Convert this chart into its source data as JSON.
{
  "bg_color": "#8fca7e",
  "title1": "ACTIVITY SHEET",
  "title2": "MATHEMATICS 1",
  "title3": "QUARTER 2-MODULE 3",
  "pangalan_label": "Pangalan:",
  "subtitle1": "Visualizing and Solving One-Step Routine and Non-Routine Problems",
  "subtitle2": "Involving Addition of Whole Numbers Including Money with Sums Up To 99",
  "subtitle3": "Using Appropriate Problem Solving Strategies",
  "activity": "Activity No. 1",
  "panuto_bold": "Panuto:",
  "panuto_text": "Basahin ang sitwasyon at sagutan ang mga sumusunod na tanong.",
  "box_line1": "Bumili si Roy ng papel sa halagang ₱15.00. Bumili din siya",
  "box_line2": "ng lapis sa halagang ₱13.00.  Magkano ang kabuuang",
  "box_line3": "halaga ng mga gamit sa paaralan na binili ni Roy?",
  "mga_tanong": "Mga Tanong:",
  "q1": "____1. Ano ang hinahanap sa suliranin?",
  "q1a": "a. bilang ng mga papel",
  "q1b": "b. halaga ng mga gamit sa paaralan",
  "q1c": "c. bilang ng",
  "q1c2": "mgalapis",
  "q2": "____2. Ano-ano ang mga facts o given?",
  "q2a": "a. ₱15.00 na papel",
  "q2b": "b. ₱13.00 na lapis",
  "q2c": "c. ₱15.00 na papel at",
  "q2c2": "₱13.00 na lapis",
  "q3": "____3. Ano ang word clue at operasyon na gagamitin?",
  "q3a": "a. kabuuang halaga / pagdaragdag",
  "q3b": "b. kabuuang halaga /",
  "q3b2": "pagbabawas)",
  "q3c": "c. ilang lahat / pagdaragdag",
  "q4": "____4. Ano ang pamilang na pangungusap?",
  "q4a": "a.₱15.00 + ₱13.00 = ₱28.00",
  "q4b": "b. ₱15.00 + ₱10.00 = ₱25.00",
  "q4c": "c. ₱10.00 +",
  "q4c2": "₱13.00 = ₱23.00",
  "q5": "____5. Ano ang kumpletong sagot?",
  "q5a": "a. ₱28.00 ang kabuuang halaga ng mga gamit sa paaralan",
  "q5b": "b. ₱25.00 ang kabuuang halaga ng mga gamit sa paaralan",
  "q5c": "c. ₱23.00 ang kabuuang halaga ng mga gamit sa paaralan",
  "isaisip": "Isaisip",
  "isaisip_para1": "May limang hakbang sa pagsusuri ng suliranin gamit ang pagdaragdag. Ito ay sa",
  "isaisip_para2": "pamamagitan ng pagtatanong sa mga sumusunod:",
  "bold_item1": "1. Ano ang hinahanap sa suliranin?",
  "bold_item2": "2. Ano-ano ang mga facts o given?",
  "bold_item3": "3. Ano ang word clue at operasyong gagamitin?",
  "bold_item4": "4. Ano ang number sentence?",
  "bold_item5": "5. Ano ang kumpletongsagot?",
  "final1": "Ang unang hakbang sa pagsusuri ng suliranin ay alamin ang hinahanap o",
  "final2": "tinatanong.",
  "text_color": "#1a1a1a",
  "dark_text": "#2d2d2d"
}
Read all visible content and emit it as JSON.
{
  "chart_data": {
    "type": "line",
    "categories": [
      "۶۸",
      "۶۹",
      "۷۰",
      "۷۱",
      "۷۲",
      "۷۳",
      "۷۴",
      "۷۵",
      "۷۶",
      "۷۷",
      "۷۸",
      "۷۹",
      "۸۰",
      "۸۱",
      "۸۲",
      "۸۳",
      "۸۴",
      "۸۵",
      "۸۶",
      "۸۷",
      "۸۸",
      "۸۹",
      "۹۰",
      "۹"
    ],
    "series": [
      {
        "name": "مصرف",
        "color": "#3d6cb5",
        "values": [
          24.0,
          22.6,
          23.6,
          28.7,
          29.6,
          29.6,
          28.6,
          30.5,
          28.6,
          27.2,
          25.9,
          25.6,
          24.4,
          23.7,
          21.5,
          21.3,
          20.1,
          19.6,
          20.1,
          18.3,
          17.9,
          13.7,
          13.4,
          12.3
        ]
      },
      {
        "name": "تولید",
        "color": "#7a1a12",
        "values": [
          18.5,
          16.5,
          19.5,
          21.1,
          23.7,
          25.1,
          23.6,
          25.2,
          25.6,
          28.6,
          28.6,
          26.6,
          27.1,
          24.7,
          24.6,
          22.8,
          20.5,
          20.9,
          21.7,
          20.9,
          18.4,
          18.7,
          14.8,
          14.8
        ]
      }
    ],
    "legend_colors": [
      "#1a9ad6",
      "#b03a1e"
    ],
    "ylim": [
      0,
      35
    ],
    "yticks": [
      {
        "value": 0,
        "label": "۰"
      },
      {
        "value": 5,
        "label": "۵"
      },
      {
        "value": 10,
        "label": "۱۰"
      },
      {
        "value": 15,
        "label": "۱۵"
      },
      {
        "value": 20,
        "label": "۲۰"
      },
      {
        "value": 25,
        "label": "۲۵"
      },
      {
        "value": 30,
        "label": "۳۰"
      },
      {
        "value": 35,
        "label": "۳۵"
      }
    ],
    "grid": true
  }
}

▬▬▬▬▬▬▬▬▬▬

§ TASK OBJECTIVE
Show every line where the string "bilang" appears.

§ FINAL ANSWER
  "q1a": "a. bilang ng mga papel",
  "q1c": "c. bilang ng",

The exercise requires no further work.